--- START MATERIAL FOR THE TASK ---

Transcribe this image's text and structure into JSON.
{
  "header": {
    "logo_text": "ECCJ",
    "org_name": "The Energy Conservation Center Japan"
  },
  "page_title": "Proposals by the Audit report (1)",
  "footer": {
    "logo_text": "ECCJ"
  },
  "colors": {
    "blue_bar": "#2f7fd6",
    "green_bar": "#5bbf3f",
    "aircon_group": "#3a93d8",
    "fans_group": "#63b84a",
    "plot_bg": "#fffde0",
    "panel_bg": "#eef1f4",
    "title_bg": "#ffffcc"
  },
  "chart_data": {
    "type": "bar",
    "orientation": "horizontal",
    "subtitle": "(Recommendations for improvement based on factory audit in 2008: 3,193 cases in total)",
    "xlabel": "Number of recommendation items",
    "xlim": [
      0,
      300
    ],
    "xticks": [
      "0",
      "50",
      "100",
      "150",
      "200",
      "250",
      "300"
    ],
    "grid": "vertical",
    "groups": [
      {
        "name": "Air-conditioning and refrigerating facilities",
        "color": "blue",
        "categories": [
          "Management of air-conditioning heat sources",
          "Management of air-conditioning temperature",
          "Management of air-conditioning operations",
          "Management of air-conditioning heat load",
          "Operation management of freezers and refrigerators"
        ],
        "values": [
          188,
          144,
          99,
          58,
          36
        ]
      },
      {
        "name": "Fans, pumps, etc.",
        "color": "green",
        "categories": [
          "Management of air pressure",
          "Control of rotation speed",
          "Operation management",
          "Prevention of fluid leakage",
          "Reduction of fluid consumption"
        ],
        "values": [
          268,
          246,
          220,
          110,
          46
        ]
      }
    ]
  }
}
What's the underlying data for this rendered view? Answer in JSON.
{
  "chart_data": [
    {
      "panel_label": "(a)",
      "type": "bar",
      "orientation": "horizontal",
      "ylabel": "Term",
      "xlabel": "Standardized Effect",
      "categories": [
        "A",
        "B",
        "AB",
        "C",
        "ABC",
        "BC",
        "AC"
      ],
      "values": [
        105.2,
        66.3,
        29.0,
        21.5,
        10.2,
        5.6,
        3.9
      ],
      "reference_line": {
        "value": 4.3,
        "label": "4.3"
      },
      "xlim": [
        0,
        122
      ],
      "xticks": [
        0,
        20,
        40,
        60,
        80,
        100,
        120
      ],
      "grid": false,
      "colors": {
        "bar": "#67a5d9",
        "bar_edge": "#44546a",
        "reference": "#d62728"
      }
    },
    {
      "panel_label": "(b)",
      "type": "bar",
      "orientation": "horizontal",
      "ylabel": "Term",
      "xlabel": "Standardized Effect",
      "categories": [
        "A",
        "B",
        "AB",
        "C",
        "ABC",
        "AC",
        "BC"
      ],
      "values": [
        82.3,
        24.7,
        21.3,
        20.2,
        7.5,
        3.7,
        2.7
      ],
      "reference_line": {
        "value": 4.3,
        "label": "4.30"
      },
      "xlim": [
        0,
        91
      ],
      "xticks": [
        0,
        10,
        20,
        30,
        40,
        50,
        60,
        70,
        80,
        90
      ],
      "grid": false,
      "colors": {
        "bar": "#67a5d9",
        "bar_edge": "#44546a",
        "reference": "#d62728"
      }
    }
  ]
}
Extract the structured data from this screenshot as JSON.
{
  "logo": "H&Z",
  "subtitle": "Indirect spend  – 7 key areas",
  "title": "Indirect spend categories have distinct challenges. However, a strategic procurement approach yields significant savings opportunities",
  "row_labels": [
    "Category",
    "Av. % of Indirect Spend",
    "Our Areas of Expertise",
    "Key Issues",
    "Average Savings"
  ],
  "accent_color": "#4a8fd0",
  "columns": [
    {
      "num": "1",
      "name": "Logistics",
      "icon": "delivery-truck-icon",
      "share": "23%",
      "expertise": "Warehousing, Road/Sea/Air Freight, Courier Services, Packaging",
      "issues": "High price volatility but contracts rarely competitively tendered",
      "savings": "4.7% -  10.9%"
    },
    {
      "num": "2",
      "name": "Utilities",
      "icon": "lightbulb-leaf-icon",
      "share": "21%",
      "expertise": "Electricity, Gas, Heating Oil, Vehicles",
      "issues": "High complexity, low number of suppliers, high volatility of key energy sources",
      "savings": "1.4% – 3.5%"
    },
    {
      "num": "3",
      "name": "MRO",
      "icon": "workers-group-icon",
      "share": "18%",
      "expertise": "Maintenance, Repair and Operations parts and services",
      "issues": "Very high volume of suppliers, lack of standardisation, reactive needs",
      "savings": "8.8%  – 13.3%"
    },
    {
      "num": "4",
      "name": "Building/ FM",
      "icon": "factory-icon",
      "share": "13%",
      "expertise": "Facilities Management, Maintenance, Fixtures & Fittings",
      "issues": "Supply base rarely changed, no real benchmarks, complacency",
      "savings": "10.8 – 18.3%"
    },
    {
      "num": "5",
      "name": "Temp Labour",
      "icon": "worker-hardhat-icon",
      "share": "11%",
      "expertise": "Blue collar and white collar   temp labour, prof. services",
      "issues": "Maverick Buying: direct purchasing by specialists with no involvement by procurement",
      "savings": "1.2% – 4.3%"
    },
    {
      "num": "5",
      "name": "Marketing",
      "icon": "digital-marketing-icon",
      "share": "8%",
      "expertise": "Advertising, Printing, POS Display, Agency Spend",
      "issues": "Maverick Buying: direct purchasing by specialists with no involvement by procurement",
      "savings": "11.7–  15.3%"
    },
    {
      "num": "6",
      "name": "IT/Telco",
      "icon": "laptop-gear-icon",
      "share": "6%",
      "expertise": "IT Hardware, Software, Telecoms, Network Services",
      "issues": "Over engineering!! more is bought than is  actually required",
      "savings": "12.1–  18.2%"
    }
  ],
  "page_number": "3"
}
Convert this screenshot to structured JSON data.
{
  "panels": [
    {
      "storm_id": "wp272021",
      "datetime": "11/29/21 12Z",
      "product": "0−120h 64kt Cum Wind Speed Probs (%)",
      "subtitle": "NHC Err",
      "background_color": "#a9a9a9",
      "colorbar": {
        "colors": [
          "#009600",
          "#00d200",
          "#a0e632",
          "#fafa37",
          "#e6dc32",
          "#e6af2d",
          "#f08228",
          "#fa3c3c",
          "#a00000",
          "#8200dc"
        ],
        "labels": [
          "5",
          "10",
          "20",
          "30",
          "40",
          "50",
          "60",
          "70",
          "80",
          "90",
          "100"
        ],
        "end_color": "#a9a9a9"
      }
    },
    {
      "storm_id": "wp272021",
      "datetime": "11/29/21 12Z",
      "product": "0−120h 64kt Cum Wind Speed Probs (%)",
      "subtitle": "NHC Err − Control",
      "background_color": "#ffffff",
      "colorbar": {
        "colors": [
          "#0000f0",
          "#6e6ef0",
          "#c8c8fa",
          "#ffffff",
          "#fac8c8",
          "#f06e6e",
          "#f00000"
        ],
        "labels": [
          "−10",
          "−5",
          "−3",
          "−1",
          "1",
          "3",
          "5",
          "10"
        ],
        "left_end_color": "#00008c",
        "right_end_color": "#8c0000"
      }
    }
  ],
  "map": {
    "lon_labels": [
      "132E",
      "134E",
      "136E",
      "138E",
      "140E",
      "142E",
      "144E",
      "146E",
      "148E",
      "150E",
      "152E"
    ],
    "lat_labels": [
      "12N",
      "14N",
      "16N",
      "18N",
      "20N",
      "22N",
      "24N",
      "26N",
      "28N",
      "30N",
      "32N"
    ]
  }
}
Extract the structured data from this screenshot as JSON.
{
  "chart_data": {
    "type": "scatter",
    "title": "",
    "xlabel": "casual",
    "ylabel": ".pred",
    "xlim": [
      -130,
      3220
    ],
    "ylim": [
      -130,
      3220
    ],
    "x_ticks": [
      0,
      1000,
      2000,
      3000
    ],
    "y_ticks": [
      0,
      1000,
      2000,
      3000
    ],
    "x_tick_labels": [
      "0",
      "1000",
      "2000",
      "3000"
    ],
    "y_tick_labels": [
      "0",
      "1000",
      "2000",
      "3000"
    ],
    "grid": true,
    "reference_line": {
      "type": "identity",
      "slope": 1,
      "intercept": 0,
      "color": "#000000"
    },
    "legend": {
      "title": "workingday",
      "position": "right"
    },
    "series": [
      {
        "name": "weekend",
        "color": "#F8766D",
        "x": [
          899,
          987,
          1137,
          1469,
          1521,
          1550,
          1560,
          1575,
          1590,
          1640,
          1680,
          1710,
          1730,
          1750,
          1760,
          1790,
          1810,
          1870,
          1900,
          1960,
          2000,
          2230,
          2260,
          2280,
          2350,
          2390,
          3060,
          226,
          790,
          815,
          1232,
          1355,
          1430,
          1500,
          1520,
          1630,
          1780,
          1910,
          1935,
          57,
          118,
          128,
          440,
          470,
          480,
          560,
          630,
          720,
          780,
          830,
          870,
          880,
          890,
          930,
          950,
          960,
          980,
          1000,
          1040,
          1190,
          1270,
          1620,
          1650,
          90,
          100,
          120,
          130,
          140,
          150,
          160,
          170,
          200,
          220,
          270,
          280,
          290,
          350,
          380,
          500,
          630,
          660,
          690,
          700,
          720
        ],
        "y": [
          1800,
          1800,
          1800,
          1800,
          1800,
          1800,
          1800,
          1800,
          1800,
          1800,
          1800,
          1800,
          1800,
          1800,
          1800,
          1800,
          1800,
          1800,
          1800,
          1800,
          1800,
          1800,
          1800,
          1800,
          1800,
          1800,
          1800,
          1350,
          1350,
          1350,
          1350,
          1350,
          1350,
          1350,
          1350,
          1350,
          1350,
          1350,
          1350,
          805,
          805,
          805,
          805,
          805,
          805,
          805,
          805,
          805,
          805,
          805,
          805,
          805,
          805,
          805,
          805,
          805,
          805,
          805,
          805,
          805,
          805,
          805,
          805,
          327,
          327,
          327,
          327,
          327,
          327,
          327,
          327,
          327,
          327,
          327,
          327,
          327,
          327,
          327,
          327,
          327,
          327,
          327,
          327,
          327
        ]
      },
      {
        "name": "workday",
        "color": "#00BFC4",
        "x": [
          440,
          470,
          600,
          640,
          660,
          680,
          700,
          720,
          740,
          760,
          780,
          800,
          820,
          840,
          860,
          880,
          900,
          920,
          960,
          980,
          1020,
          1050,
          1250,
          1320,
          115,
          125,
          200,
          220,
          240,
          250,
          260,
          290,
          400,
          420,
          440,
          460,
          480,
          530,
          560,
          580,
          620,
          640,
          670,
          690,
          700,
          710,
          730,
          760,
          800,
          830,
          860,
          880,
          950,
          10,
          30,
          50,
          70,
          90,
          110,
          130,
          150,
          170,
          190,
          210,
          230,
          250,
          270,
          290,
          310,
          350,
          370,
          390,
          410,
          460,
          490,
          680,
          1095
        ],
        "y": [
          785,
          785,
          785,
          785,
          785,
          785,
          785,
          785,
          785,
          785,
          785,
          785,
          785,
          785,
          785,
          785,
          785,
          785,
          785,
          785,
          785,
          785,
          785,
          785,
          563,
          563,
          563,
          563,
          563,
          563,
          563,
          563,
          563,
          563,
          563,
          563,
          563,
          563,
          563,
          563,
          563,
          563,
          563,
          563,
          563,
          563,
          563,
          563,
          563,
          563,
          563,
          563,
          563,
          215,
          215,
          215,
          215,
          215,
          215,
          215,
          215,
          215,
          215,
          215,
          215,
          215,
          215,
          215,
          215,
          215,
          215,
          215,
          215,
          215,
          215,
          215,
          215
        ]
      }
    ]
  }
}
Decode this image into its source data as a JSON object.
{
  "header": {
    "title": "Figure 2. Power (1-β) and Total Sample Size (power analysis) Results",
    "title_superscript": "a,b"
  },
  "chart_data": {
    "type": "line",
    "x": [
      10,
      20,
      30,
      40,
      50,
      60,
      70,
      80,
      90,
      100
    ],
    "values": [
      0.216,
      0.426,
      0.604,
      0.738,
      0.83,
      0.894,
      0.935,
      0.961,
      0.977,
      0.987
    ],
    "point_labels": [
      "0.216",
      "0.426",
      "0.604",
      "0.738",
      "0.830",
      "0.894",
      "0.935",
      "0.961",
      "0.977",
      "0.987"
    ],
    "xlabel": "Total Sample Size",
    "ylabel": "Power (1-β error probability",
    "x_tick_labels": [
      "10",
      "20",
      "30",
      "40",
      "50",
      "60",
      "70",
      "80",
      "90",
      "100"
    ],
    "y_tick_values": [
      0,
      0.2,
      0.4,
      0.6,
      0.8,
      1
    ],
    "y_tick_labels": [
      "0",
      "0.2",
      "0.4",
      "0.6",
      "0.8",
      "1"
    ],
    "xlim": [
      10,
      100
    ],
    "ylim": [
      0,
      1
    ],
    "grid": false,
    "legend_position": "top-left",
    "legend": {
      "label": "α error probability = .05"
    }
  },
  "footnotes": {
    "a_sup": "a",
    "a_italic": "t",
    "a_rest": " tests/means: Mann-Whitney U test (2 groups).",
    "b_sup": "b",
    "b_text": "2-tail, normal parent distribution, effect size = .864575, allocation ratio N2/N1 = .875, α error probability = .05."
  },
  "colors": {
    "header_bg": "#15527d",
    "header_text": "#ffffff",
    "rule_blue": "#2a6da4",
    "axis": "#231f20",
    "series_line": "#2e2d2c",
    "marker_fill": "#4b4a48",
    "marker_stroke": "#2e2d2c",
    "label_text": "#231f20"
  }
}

--- END MATERIAL FOR THE TASK ---

# DIRECTIVE:
In the entries above, find each line with the word "xlabel" and copy it.

# EXPECTED OUTPUT:
    "xlabel": "Number of recommendation items",
      "xlabel": "Standardized Effect",
      "xlabel": "Standardized Effect",
    "xlabel": "casual",
    "xlabel": "Total Sample Size",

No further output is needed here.